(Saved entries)
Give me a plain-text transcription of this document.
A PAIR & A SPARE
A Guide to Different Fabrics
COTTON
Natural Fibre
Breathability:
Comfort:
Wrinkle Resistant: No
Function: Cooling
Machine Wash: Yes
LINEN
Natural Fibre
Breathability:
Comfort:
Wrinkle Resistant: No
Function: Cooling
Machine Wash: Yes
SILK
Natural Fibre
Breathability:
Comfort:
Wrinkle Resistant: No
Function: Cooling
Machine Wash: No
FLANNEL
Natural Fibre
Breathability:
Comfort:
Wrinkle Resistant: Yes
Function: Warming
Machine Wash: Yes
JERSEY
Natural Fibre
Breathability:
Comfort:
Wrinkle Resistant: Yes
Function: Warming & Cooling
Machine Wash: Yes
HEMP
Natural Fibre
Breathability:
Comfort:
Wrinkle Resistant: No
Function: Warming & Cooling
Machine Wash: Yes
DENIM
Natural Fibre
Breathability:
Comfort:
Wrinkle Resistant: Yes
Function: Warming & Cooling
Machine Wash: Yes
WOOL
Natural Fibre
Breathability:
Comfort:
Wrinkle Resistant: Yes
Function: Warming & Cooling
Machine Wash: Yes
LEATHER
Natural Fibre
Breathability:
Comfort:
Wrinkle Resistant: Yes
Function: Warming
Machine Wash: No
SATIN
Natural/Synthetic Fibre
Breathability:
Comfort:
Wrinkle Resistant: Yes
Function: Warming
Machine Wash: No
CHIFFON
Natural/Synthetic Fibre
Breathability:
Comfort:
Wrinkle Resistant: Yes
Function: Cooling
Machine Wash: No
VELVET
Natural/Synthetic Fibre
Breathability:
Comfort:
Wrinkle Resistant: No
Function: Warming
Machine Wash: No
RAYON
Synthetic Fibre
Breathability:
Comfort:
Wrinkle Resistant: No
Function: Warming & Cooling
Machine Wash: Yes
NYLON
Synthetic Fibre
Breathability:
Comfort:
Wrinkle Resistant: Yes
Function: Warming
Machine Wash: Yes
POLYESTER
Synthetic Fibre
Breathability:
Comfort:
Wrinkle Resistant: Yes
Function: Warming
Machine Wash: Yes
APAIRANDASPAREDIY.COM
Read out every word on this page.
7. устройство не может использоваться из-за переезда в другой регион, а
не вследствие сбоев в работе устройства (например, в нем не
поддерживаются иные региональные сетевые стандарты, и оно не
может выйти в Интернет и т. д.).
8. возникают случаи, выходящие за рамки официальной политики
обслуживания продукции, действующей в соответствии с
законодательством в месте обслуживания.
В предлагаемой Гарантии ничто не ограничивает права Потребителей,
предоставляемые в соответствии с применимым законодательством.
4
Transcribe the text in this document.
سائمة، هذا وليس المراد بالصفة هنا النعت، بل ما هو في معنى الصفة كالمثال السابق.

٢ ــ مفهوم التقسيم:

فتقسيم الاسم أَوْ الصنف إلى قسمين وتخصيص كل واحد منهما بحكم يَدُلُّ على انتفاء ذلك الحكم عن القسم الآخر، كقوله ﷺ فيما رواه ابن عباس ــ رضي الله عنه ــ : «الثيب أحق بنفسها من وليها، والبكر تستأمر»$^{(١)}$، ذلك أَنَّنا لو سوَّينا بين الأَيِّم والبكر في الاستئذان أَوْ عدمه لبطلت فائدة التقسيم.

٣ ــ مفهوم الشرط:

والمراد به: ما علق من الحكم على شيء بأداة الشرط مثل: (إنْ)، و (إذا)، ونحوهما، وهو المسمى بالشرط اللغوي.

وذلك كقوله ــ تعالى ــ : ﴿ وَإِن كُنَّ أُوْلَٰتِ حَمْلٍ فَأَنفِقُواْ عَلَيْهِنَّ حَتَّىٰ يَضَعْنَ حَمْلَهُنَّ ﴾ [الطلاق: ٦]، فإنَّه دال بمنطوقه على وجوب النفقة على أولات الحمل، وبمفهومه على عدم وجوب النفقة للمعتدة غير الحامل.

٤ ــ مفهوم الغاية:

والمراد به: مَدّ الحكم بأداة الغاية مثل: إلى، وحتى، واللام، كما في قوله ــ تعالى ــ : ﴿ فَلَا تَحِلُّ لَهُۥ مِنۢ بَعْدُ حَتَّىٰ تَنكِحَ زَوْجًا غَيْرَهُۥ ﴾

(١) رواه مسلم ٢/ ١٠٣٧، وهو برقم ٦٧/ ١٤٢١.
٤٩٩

DIRECTIONS FOR THIS TASK:
All lines above with "обслуживания" in them should be returned.

WRITTEN RESPONSE:
обслуживания продукции, действующей в соответствии с
законодательством в месте обслуживания.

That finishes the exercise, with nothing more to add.